— START Data for the task —

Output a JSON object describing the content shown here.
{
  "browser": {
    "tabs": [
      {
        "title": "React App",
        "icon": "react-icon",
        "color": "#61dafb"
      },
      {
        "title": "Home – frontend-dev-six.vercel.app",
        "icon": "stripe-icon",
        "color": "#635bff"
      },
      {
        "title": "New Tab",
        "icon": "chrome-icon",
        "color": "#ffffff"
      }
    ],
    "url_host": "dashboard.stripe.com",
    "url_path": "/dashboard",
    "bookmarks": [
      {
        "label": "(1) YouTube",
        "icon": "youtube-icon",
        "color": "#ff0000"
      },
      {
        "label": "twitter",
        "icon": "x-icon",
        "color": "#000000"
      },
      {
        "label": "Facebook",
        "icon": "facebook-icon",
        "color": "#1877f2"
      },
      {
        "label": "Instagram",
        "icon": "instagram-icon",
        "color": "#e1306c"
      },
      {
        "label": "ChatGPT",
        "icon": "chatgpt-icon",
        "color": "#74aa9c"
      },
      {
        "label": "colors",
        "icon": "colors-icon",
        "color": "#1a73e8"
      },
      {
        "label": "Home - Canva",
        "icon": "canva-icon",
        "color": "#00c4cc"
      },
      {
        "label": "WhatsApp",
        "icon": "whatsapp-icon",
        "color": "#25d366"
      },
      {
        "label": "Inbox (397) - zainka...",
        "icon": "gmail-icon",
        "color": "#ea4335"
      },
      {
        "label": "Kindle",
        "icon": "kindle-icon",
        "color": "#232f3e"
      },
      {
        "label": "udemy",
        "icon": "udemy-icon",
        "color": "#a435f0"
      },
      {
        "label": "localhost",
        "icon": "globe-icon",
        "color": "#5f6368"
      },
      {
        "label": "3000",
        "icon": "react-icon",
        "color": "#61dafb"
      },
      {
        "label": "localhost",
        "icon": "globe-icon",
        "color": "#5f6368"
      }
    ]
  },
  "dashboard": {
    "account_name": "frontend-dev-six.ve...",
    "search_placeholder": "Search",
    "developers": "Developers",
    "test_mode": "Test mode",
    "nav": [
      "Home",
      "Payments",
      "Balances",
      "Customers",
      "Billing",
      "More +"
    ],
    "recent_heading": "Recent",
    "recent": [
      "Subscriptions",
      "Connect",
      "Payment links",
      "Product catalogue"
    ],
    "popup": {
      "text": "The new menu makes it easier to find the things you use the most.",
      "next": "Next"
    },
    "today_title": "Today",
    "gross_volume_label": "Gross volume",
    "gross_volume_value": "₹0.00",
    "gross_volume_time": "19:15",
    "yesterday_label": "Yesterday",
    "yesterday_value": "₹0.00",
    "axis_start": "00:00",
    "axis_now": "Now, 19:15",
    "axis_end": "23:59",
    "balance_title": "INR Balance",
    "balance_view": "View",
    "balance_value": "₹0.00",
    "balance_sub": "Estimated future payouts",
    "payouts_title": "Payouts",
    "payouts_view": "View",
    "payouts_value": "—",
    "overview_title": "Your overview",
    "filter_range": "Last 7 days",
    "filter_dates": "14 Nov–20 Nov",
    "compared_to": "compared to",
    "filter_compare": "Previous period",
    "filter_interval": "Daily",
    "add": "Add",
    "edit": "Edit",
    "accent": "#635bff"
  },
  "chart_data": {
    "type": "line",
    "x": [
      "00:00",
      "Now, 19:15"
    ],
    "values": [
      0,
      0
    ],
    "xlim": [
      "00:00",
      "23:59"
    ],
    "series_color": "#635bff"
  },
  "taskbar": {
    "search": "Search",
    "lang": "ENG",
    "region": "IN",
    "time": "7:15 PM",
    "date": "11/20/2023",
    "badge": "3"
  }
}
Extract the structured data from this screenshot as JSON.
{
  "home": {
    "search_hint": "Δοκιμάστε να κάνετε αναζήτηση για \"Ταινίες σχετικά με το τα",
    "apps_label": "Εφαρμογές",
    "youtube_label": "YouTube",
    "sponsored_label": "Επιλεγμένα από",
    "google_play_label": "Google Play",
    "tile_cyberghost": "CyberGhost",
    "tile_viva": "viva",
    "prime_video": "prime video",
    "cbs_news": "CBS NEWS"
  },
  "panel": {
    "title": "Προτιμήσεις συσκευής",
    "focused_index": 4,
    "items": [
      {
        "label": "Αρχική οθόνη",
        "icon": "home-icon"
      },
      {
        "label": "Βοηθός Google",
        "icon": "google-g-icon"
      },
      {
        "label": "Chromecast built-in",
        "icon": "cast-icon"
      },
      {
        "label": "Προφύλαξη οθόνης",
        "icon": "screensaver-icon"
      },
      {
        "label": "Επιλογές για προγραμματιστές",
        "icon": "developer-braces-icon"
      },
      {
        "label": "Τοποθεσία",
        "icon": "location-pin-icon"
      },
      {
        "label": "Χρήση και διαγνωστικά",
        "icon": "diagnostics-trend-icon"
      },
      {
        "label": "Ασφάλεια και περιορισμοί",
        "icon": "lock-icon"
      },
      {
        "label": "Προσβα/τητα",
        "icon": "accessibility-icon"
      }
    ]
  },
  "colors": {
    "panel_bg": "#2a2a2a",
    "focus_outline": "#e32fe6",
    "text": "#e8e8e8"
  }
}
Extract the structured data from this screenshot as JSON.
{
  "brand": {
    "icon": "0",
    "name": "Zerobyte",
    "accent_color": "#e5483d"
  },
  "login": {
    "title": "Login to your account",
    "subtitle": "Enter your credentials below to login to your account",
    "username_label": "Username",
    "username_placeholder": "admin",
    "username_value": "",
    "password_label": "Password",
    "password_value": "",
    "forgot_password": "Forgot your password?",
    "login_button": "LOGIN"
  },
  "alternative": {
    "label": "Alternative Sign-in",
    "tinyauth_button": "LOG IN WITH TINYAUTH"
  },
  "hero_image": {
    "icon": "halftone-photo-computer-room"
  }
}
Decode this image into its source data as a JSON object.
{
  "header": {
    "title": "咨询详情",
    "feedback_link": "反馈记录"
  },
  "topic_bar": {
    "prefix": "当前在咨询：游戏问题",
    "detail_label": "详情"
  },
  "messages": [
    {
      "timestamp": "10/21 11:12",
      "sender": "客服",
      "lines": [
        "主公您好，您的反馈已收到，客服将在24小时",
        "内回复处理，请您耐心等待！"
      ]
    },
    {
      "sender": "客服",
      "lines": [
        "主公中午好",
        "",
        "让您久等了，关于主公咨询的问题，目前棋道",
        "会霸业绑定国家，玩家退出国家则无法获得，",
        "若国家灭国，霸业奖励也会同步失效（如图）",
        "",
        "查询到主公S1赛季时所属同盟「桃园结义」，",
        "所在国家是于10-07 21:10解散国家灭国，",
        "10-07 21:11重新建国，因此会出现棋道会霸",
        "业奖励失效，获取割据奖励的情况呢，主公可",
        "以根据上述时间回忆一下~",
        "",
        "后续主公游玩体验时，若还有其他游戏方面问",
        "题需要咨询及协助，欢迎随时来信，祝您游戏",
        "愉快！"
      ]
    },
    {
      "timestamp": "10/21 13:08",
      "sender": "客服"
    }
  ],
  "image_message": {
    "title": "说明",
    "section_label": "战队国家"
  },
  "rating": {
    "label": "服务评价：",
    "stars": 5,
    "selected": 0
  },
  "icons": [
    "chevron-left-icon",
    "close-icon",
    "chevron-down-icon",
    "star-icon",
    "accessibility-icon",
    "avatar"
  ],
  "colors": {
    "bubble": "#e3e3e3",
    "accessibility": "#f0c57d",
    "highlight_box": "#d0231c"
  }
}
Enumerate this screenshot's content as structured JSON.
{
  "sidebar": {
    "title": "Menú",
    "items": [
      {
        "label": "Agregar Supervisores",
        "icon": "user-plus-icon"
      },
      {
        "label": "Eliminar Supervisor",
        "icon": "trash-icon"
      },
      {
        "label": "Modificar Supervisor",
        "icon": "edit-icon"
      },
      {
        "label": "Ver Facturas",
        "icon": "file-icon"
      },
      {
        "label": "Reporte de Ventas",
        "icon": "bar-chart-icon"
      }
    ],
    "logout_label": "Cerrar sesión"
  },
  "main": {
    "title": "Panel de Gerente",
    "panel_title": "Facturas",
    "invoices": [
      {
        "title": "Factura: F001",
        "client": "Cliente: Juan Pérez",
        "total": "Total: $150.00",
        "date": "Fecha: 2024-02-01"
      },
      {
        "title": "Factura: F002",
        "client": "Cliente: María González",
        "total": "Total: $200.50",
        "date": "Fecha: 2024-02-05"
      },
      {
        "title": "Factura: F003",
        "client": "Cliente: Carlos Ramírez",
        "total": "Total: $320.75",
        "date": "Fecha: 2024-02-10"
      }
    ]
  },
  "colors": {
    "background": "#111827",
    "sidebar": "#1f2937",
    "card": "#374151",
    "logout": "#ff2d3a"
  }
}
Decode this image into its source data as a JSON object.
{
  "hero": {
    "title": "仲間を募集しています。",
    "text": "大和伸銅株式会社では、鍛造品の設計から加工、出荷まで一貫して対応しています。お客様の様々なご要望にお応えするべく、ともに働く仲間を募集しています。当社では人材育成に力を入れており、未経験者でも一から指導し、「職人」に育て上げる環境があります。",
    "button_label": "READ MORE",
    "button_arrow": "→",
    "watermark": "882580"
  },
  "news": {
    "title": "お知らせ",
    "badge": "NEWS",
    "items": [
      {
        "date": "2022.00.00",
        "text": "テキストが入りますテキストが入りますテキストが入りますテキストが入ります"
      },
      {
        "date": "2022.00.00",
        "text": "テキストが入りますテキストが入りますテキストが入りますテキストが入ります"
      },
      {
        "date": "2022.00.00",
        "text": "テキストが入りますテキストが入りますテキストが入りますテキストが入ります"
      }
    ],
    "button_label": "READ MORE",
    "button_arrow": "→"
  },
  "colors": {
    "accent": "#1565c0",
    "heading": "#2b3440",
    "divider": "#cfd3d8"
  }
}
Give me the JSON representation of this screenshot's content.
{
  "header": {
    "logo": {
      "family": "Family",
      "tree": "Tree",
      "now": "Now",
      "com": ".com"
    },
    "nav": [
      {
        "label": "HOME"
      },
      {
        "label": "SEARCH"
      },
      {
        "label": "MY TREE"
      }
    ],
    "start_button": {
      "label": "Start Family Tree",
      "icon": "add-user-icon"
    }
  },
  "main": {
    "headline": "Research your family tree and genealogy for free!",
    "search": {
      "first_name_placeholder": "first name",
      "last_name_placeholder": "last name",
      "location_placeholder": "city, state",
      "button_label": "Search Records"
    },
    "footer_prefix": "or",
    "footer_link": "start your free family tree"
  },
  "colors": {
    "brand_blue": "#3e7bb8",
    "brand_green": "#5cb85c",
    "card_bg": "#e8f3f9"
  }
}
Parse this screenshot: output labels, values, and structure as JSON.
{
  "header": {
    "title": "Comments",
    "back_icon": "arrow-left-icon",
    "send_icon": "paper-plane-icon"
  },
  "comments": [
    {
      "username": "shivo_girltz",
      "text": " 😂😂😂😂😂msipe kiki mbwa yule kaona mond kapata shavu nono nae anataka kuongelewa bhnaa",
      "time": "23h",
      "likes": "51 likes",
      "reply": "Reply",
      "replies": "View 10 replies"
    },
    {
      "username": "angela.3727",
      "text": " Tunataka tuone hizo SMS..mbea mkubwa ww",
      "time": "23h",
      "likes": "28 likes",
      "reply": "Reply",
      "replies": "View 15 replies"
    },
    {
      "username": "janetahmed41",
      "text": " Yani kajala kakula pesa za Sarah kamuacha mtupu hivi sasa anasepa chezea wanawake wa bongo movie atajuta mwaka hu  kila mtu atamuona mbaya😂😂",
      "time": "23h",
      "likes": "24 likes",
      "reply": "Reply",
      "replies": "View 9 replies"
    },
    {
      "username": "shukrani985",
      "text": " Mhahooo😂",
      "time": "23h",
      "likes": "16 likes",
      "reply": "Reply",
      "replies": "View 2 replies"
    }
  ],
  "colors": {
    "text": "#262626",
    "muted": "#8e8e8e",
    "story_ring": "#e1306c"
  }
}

— END Data for the task —

(Exercise): Say how many lines in this material hold "left", and say nothing else.

(Full output): 2